— BEGIN Material supplied —

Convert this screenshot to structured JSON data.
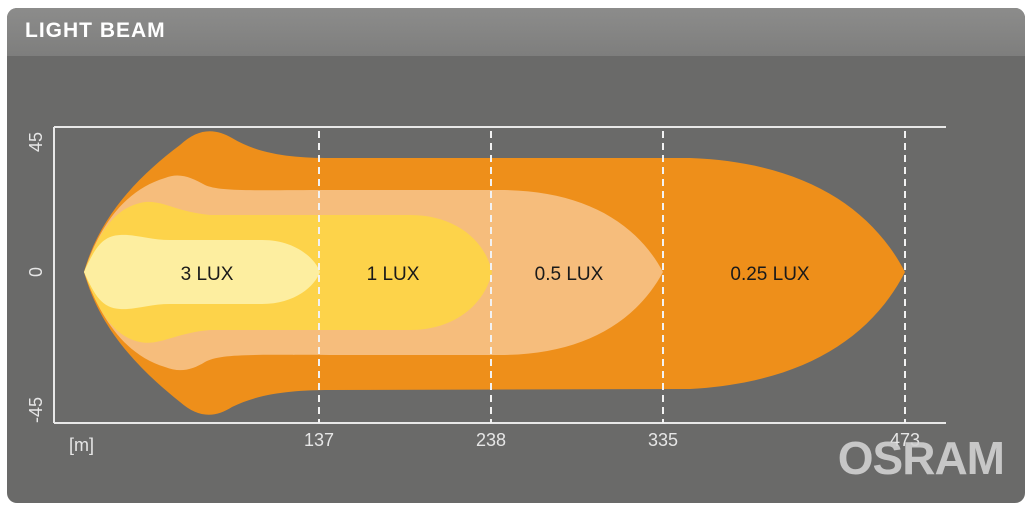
{
  "header": {
    "title": "LIGHT BEAM"
  },
  "y_axis": {
    "ticks": [
      "45",
      "0",
      "-45"
    ]
  },
  "x_axis": {
    "unit": "[m]",
    "ticks": [
      "137",
      "238",
      "335",
      "473"
    ]
  },
  "zones": [
    {
      "label": "3 LUX",
      "distance_m": 137,
      "color": "#fdeea0"
    },
    {
      "label": "1 LUX",
      "distance_m": 238,
      "color": "#fdd34a"
    },
    {
      "label": "0.5 LUX",
      "distance_m": 335,
      "color": "#f6bd7c"
    },
    {
      "label": "0.25 LUX",
      "distance_m": 473,
      "color": "#ee8f1a"
    }
  ],
  "brand": {
    "logo_text": "OSRAM"
  }
}
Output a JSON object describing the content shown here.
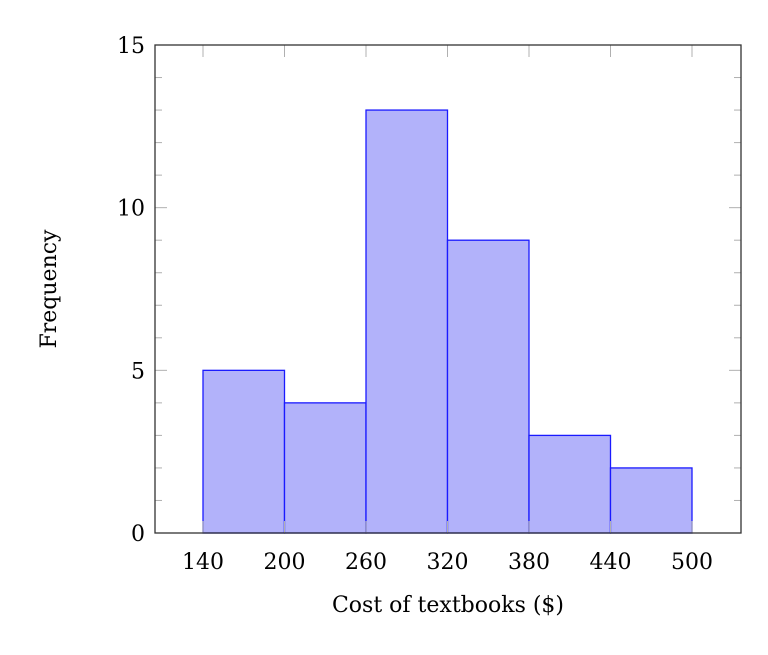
{
  "chart_data": {
    "type": "bar",
    "subtype": "histogram",
    "title": "",
    "xlabel": "Cost of textbooks ($)",
    "ylabel": "Frequency",
    "bin_edges": [
      140,
      200,
      260,
      320,
      380,
      440,
      500
    ],
    "categories": [
      "140-200",
      "200-260",
      "260-320",
      "320-380",
      "380-440",
      "440-500"
    ],
    "values": [
      5,
      4,
      13,
      9,
      3,
      2
    ],
    "x_ticks": [
      140,
      200,
      260,
      320,
      380,
      440,
      500
    ],
    "y_ticks": [
      0,
      5,
      10,
      15
    ],
    "xlim": [
      104,
      536
    ],
    "ylim": [
      0,
      15
    ],
    "grid": false,
    "legend": null,
    "colors": {
      "fill": "#b2b2fa",
      "stroke": "#1a1aff",
      "axis": "#333333",
      "tick": "#b0b0b0"
    }
  }
}
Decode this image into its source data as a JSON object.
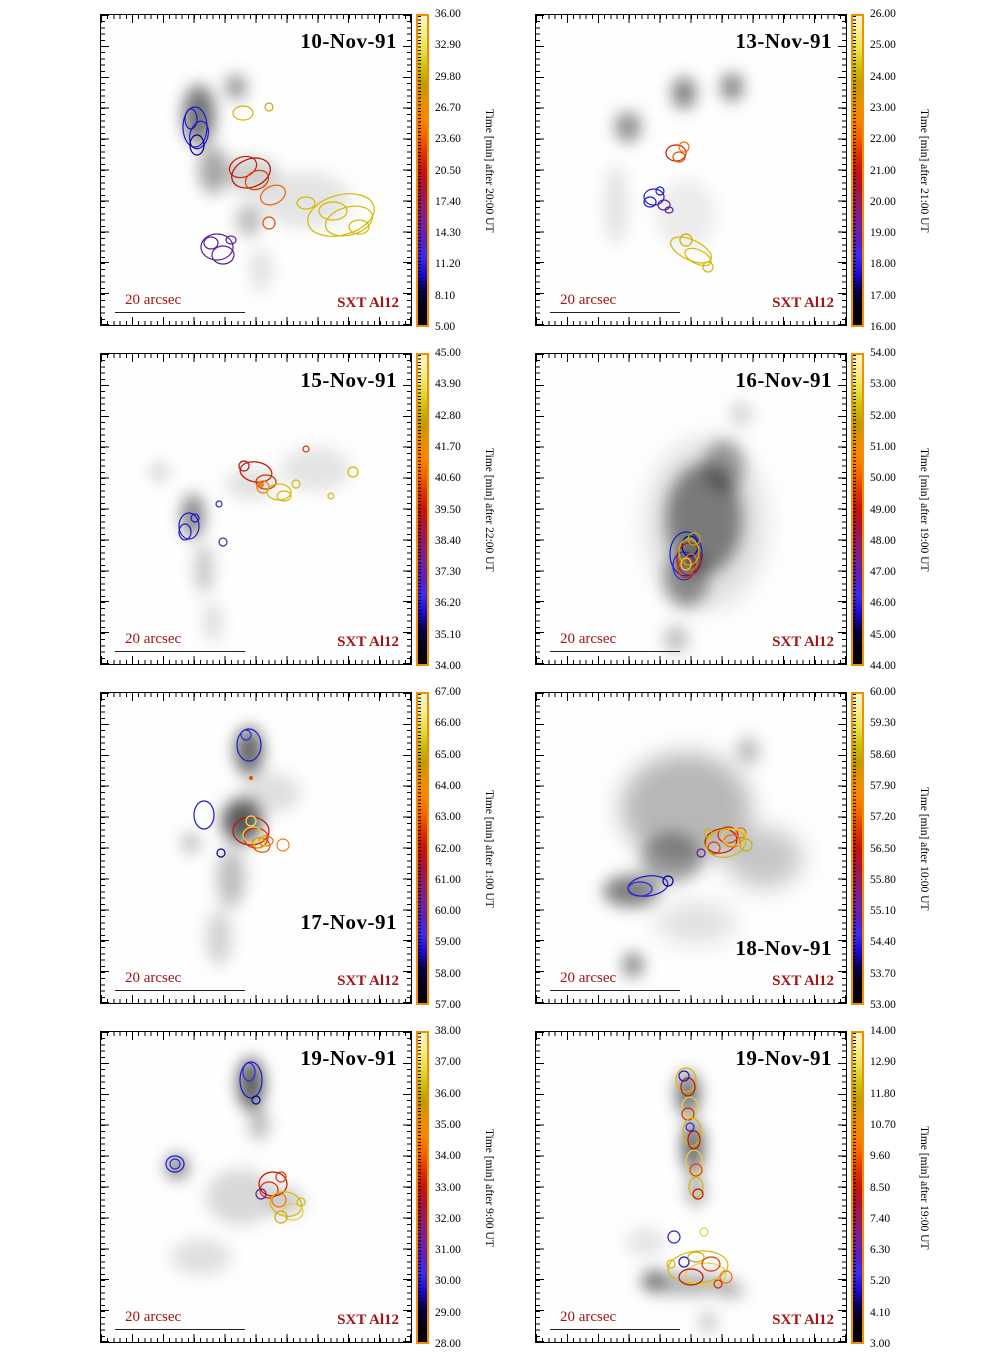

— END Material supplied —

Your copy of the data above should match it exactly, except that pictures are left out.

* **Complete answer**
Convert this screenshot to structured JSON data.
{
  "header": {
    "title": "LIGHT BEAM"
  },
  "y_axis": {
    "ticks": [
      "45",
      "0",
      "-45"
    ]
  },
  "x_axis": {
    "unit": "[m]",
    "ticks": [
      "137",
      "238",
      "335",
      "473"
    ]
  },
  "zones": [
    {
      "label": "3 LUX",
      "distance_m": 137,
      "color": "#fdeea0"
    },
    {
      "label": "1 LUX",
      "distance_m": 238,
      "color": "#fdd34a"
    },
    {
      "label": "0.5 LUX",
      "distance_m": 335,
      "color": "#f6bd7c"
    },
    {
      "label": "0.25 LUX",
      "distance_m": 473,
      "color": "#ee8f1a"
    }
  ],
  "brand": {
    "logo_text": "OSRAM"
  }
}
Output a JSON object describing the content shown here.
{
  "chart_data": {
    "type": "bar",
    "subtype": "histogram",
    "title": "",
    "xlabel": "Cost of textbooks ($)",
    "ylabel": "Frequency",
    "bin_edges": [
      140,
      200,
      260,
      320,
      380,
      440,
      500
    ],
    "categories": [
      "140-200",
      "200-260",
      "260-320",
      "320-380",
      "380-440",
      "440-500"
    ],
    "values": [
      5,
      4,
      13,
      9,
      3,
      2
    ],
    "x_ticks": [
      140,
      200,
      260,
      320,
      380,
      440,
      500
    ],
    "y_ticks": [
      0,
      5,
      10,
      15
    ],
    "xlim": [
      104,
      536
    ],
    "ylim": [
      0,
      15
    ],
    "grid": false,
    "legend": null,
    "colors": {
      "fill": "#b2b2fa",
      "stroke": "#1a1aff",
      "axis": "#333333",
      "tick": "#b0b0b0"
    }
  }
}
Decode this image into its source data as a JSON object.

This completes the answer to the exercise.